| TO BE DONE |
Give the count of lines containing the string "JSON", with no other output.

Excerpt from a dataset
##############################
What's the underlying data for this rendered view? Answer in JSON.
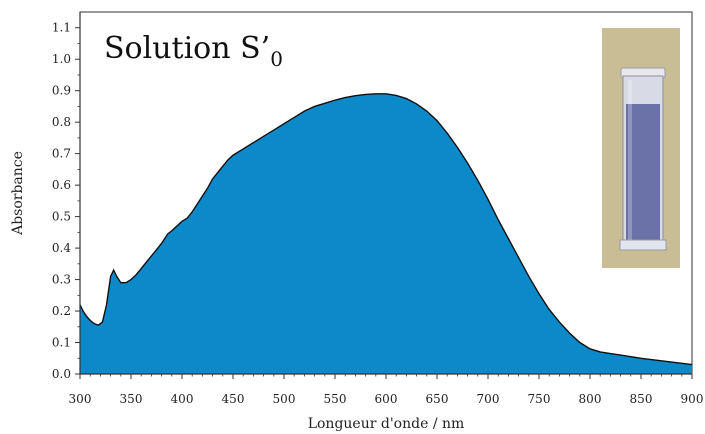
{
  "chart_data": {
    "type": "area",
    "title": "Solution S’",
    "title_subscript": "0",
    "xlabel": "Longueur d'onde / nm",
    "ylabel": "Absorbance",
    "xlim": [
      300,
      900
    ],
    "ylim": [
      0.0,
      1.15
    ],
    "x_ticks": [
      "300",
      "350",
      "400",
      "450",
      "500",
      "550",
      "600",
      "650",
      "700",
      "750",
      "800",
      "850",
      "900"
    ],
    "y_ticks": [
      "0.0",
      "0.1",
      "0.2",
      "0.3",
      "0.4",
      "0.5",
      "0.6",
      "0.7",
      "0.8",
      "0.9",
      "1.0",
      "1.1"
    ],
    "grid": false,
    "fill_color": "#0b89c9",
    "line_color": "#111111",
    "x": [
      300,
      303,
      306,
      310,
      314,
      318,
      322,
      326,
      330,
      333,
      336,
      340,
      345,
      350,
      355,
      360,
      365,
      370,
      375,
      380,
      383,
      386,
      390,
      395,
      400,
      405,
      410,
      415,
      420,
      425,
      430,
      435,
      440,
      445,
      450,
      460,
      470,
      480,
      490,
      500,
      510,
      520,
      530,
      540,
      550,
      560,
      570,
      580,
      590,
      600,
      610,
      620,
      630,
      640,
      650,
      660,
      670,
      680,
      690,
      700,
      710,
      720,
      730,
      740,
      750,
      760,
      770,
      780,
      790,
      800,
      810,
      820,
      830,
      840,
      850,
      860,
      870,
      880,
      890,
      900
    ],
    "values": [
      0.22,
      0.2,
      0.185,
      0.17,
      0.16,
      0.155,
      0.165,
      0.22,
      0.31,
      0.33,
      0.31,
      0.29,
      0.29,
      0.3,
      0.315,
      0.335,
      0.355,
      0.375,
      0.395,
      0.415,
      0.43,
      0.445,
      0.455,
      0.47,
      0.485,
      0.495,
      0.515,
      0.54,
      0.565,
      0.59,
      0.62,
      0.64,
      0.66,
      0.68,
      0.695,
      0.715,
      0.735,
      0.755,
      0.775,
      0.795,
      0.815,
      0.835,
      0.85,
      0.86,
      0.87,
      0.878,
      0.884,
      0.888,
      0.89,
      0.89,
      0.885,
      0.875,
      0.858,
      0.835,
      0.805,
      0.765,
      0.72,
      0.67,
      0.615,
      0.555,
      0.49,
      0.43,
      0.37,
      0.31,
      0.255,
      0.205,
      0.165,
      0.13,
      0.1,
      0.08,
      0.07,
      0.065,
      0.06,
      0.055,
      0.05,
      0.046,
      0.042,
      0.038,
      0.034,
      0.03
    ]
  },
  "inset": {
    "image": "cuvette-photo",
    "liquid_color": "#6b72a8",
    "background_color": "#c9bd96"
  }
}
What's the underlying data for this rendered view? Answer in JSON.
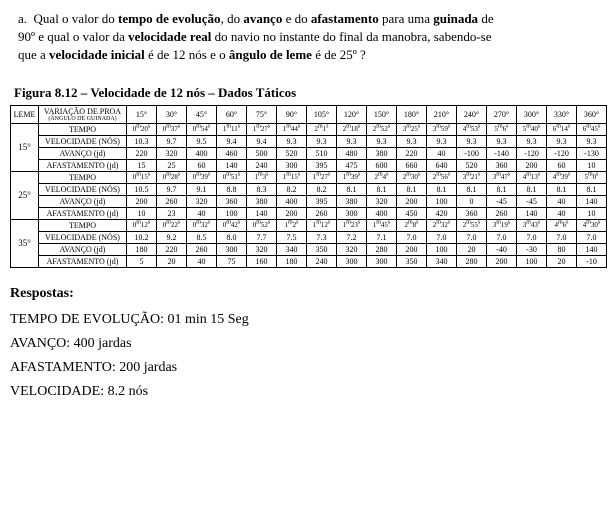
{
  "question": {
    "prefix": "a.",
    "line1_a": "Qual o valor do ",
    "tempo_ev": "tempo de evolução",
    "line1_b": ", do ",
    "avanco": "avanço",
    "line1_c": " e do ",
    "afast": "afastamento",
    "line1_d": " para uma ",
    "guinada": "guinada",
    "line1_e": " de",
    "line2_a": "90º e qual o valor da ",
    "vreal": "velocidade real",
    "line2_b": " do navio no instante do final da manobra, sabendo-se",
    "line3_a": "que a ",
    "vinit": "velocidade inicial",
    "line3_b": " é de 12 nós e o ",
    "leme": "ângulo de leme",
    "line3_c": " é de 25º ?"
  },
  "fig_title": "Figura 8.12 – Velocidade de 12 nós – Dados Táticos",
  "headers": {
    "leme": "LEME",
    "variacao_l1": "VARIAÇÃO DE PROA",
    "variacao_l2": "(ÂNGULO DE GUINADA)",
    "angles": [
      "15°",
      "30°",
      "45°",
      "60°",
      "75°",
      "90°",
      "105°",
      "120°",
      "150°",
      "180°",
      "210°",
      "240°",
      "270°",
      "300°",
      "330°",
      "360°"
    ]
  },
  "row_labels": {
    "tempo": "TEMPO",
    "vel": "VELOCIDADE (NÓS)",
    "av": "AVANÇO (jd)",
    "af": "AFASTAMENTO (jd)"
  },
  "groups": [
    {
      "leme": "15°",
      "tempo_pairs": [
        [
          0,
          20
        ],
        [
          0,
          37
        ],
        [
          0,
          54
        ],
        [
          1,
          11
        ],
        [
          1,
          27
        ],
        [
          1,
          44
        ],
        [
          2,
          1
        ],
        [
          2,
          18
        ],
        [
          2,
          52
        ],
        [
          3,
          25
        ],
        [
          3,
          59
        ],
        [
          4,
          53
        ],
        [
          5,
          6
        ],
        [
          5,
          40
        ],
        [
          6,
          14
        ],
        [
          6,
          45
        ]
      ],
      "vel": [
        "10.3",
        "9.7",
        "9.5",
        "9.4",
        "9.4",
        "9.3",
        "9.3",
        "9.3",
        "9.3",
        "9.3",
        "9.3",
        "9.3",
        "9.3",
        "9.3",
        "9.3",
        "9.3"
      ],
      "av": [
        "220",
        "320",
        "400",
        "460",
        "500",
        "520",
        "510",
        "480",
        "380",
        "220",
        "40",
        "-100",
        "-140",
        "-120",
        "-120",
        "-130"
      ],
      "af": [
        "15",
        "25",
        "60",
        "140",
        "240",
        "300",
        "395",
        "475",
        "600",
        "660",
        "640",
        "520",
        "360",
        "200",
        "60",
        "10"
      ]
    },
    {
      "leme": "25°",
      "tempo_pairs": [
        [
          0,
          15
        ],
        [
          0,
          28
        ],
        [
          0,
          39
        ],
        [
          0,
          51
        ],
        [
          1,
          3
        ],
        [
          1,
          15
        ],
        [
          1,
          27
        ],
        [
          1,
          39
        ],
        [
          2,
          4
        ],
        [
          2,
          30
        ],
        [
          2,
          56
        ],
        [
          3,
          21
        ],
        [
          3,
          47
        ],
        [
          4,
          13
        ],
        [
          4,
          39
        ],
        [
          5,
          0
        ]
      ],
      "vel": [
        "10.5",
        "9.7",
        "9.1",
        "8.8",
        "8.3",
        "8.2",
        "8.2",
        "8.1",
        "8.1",
        "8.1",
        "8.1",
        "8.1",
        "8.1",
        "8.1",
        "8.1",
        "8.1"
      ],
      "av": [
        "200",
        "260",
        "320",
        "360",
        "380",
        "400",
        "395",
        "380",
        "320",
        "200",
        "100",
        "0",
        "-45",
        "-45",
        "40",
        "140"
      ],
      "af": [
        "10",
        "23",
        "40",
        "100",
        "140",
        "200",
        "260",
        "300",
        "400",
        "450",
        "420",
        "360",
        "260",
        "140",
        "40",
        "10"
      ]
    },
    {
      "leme": "35°",
      "tempo_pairs": [
        [
          0,
          12
        ],
        [
          0,
          22
        ],
        [
          0,
          32
        ],
        [
          0,
          42
        ],
        [
          0,
          52
        ],
        [
          1,
          2
        ],
        [
          1,
          12
        ],
        [
          1,
          23
        ],
        [
          1,
          45
        ],
        [
          2,
          8
        ],
        [
          2,
          32
        ],
        [
          2,
          55
        ],
        [
          3,
          19
        ],
        [
          3,
          43
        ],
        [
          4,
          6
        ],
        [
          4,
          30
        ]
      ],
      "vel": [
        "10.2",
        "9.2",
        "8.5",
        "8.0",
        "7.7",
        "7.5",
        "7.3",
        "7.2",
        "7.1",
        "7.0",
        "7.0",
        "7.0",
        "7.0",
        "7.0",
        "7.0",
        "7.0"
      ],
      "av": [
        "180",
        "220",
        "260",
        "300",
        "320",
        "340",
        "350",
        "320",
        "280",
        "200",
        "100",
        "20",
        "-40",
        "-30",
        "80",
        "140"
      ],
      "af": [
        "5",
        "20",
        "40",
        "75",
        "160",
        "180",
        "240",
        "300",
        "300",
        "350",
        "340",
        "280",
        "200",
        "100",
        "20",
        "-10"
      ]
    }
  ],
  "answers": {
    "hdr": "Respostas:",
    "l1": "TEMPO DE EVOLUÇÃO: 01 min 15 Seg",
    "l2": "AVANÇO: 400 jardas",
    "l3": "AFASTAMENTO: 200 jardas",
    "l4": "VELOCIDADE: 8.2 nós"
  }
}
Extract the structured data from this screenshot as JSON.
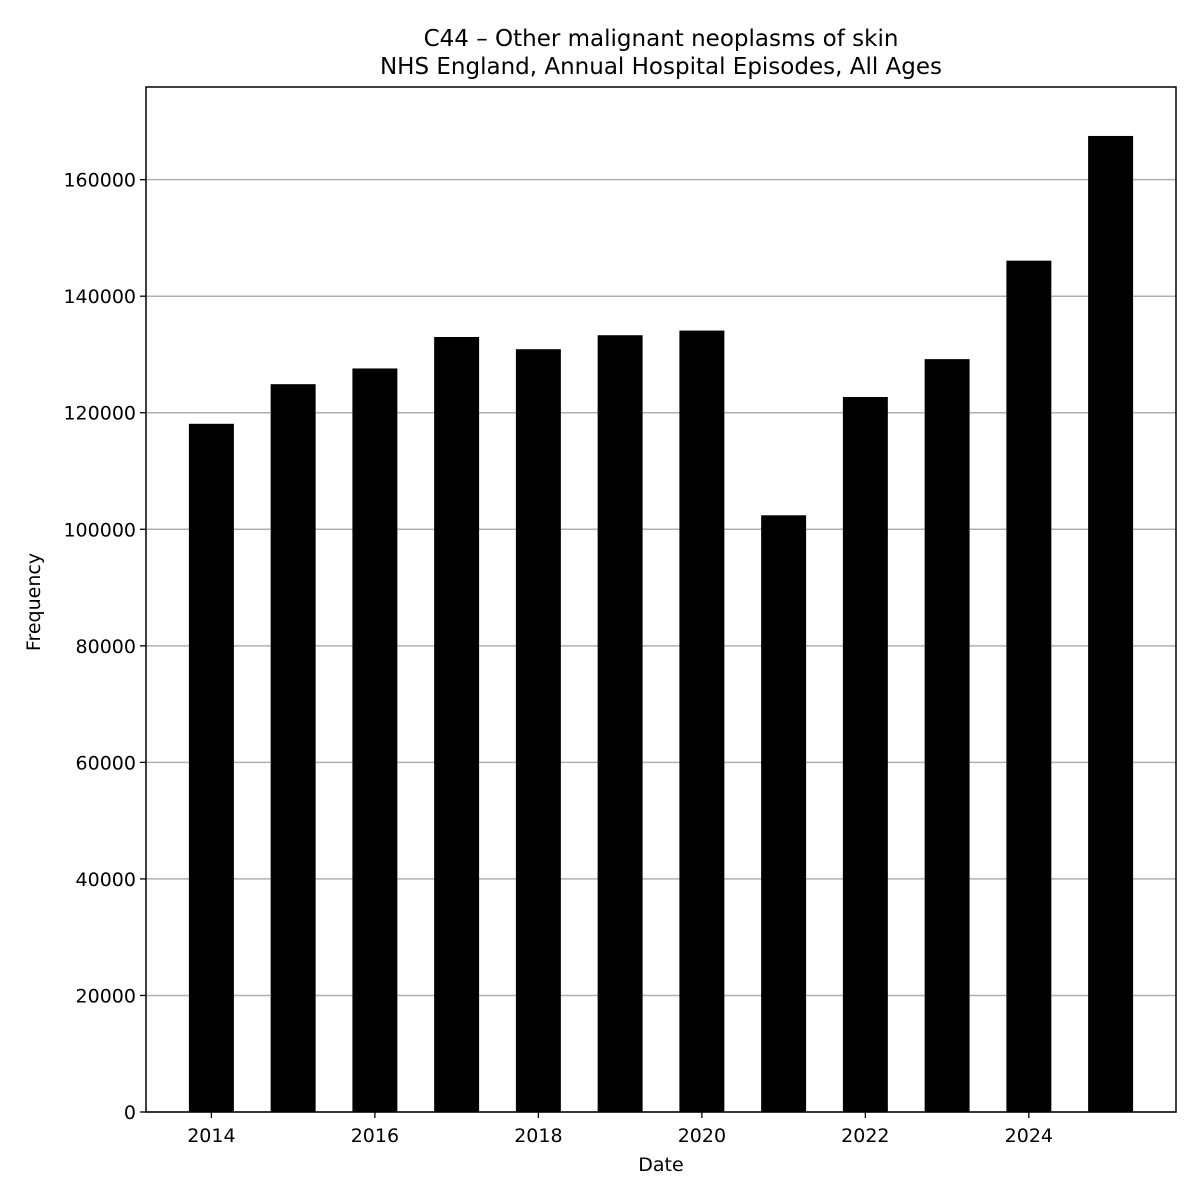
{
  "chart_data": {
    "type": "bar",
    "title": "C44 – Other malignant neoplasms of skin",
    "subtitle": "NHS England, Annual Hospital Episodes, All Ages",
    "xlabel": "Date",
    "ylabel": "Frequency",
    "categories": [
      "2014",
      "2015",
      "2016",
      "2017",
      "2018",
      "2019",
      "2020",
      "2021",
      "2022",
      "2023",
      "2024",
      "2025"
    ],
    "values": [
      118100,
      124900,
      127600,
      133000,
      130900,
      133300,
      134100,
      102400,
      122700,
      129200,
      146100,
      167500
    ],
    "x_ticks": [
      "2014",
      "2016",
      "2018",
      "2020",
      "2022",
      "2024"
    ],
    "y_ticks": [
      0,
      20000,
      40000,
      60000,
      80000,
      100000,
      120000,
      140000,
      160000
    ],
    "ylim": [
      0,
      175900
    ],
    "xlim": [
      2013.2,
      2025.8
    ],
    "grid": "horizontal",
    "bar_color": "#000000",
    "grid_color": "#b0b0b0"
  }
}
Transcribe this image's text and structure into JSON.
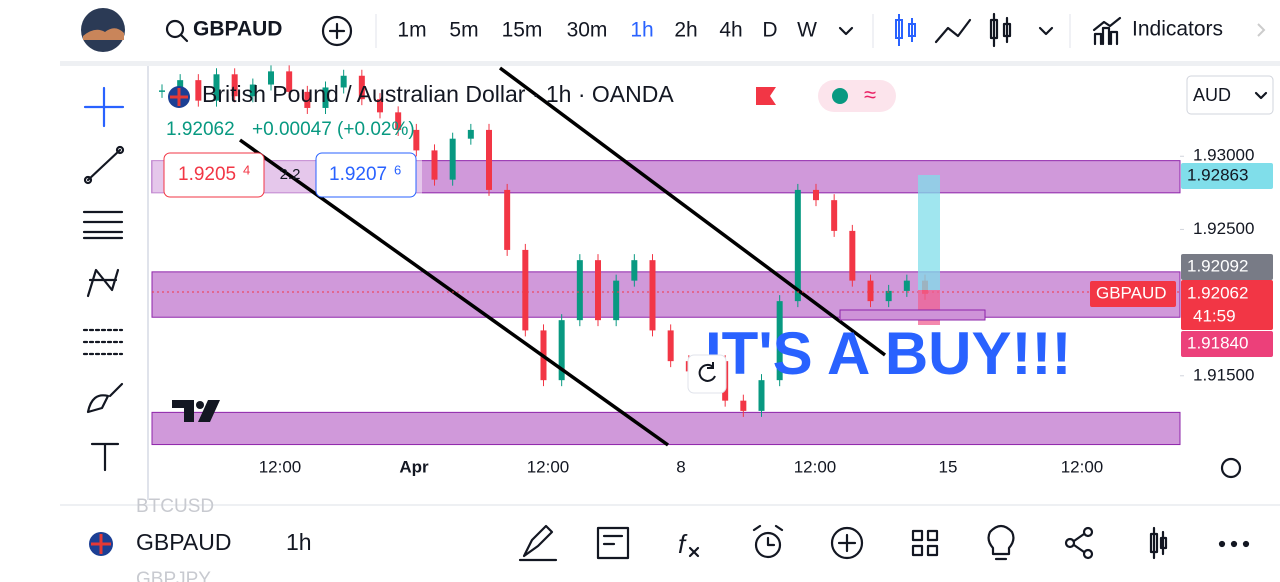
{
  "top_bar": {
    "symbol": "GBPAUD",
    "intervals": [
      "1m",
      "5m",
      "15m",
      "30m",
      "1h",
      "2h",
      "4h",
      "D",
      "W"
    ],
    "active_interval": 4,
    "indicators": "Indicators"
  },
  "legend": {
    "title": "British Pound / Australian Dollar · 1h · OANDA",
    "last": "1.92062",
    "change": "+0.00047 (+0.02%)",
    "sell": "1.9205",
    "sell_pip": "4",
    "spread": "2.2",
    "buy": "1.9207",
    "buy_pip": "6"
  },
  "currency": "AUD",
  "chart": {
    "ylim": [
      1.91027,
      1.93603
    ],
    "yticks": [
      {
        "value": 1.93,
        "label": "1.93000"
      },
      {
        "value": 1.925,
        "label": "1.92500"
      },
      {
        "value": 1.915,
        "label": "1.91500"
      }
    ],
    "candles": [
      1.9345,
      1.9352,
      1.9338,
      1.9356,
      1.9341,
      1.9349,
      1.9358,
      1.9344,
      1.9333,
      1.9347,
      1.9355,
      1.9339,
      1.933,
      1.9318,
      1.9304,
      1.9284,
      1.9312,
      1.9318,
      1.9277,
      1.9236,
      1.9181,
      1.9147,
      1.9188,
      1.9229,
      1.9188,
      1.9215,
      1.9229,
      1.9181,
      1.916,
      1.9153,
      1.916,
      1.9133,
      1.9126,
      1.9147,
      1.9201,
      1.9277,
      1.927,
      1.9249,
      1.9215,
      1.9201,
      1.9208,
      1.9215,
      1.9206
    ],
    "zones": [
      {
        "top": 1.9297,
        "bottom": 1.9275
      },
      {
        "top": 1.9221,
        "bottom": 1.919
      },
      {
        "top": 1.9125,
        "bottom": 1.9103
      }
    ],
    "annotation": "IT'S A BUY!!!"
  },
  "price_labels": {
    "target": "1.92863",
    "high": "1.92092",
    "symbol": "GBPAUD",
    "last": "1.92062",
    "countdown": "41:59",
    "stop": "1.91840"
  },
  "time_axis": [
    "12:00",
    "Apr",
    "12:00",
    "8",
    "12:00",
    "15",
    "12:00"
  ],
  "bottom_bar": {
    "prev": "BTCUSD",
    "symbol": "GBPAUD",
    "interval": "1h",
    "next": "GBPJPY"
  }
}
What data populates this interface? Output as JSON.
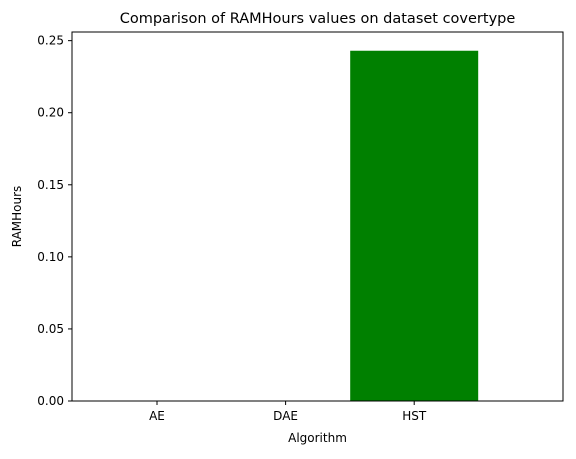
{
  "chart_data": {
    "type": "bar",
    "title": "Comparison of RAMHours values on dataset covertype",
    "xlabel": "Algorithm",
    "ylabel": "RAMHours",
    "categories": [
      "AE",
      "DAE",
      "HST"
    ],
    "values": [
      0.0,
      0.0,
      0.243
    ],
    "bar_colors": [
      "#008000",
      "#008000",
      "#008000"
    ],
    "ylim": [
      0,
      0.256
    ],
    "yticks": [
      0.0,
      0.05,
      0.1,
      0.15,
      0.2,
      0.25
    ],
    "ytick_labels": [
      "0.00",
      "0.05",
      "0.10",
      "0.15",
      "0.20",
      "0.25"
    ],
    "grid": false,
    "legend": "none"
  }
}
##############################
| ANSWER FOR THIS EXERCISE |
5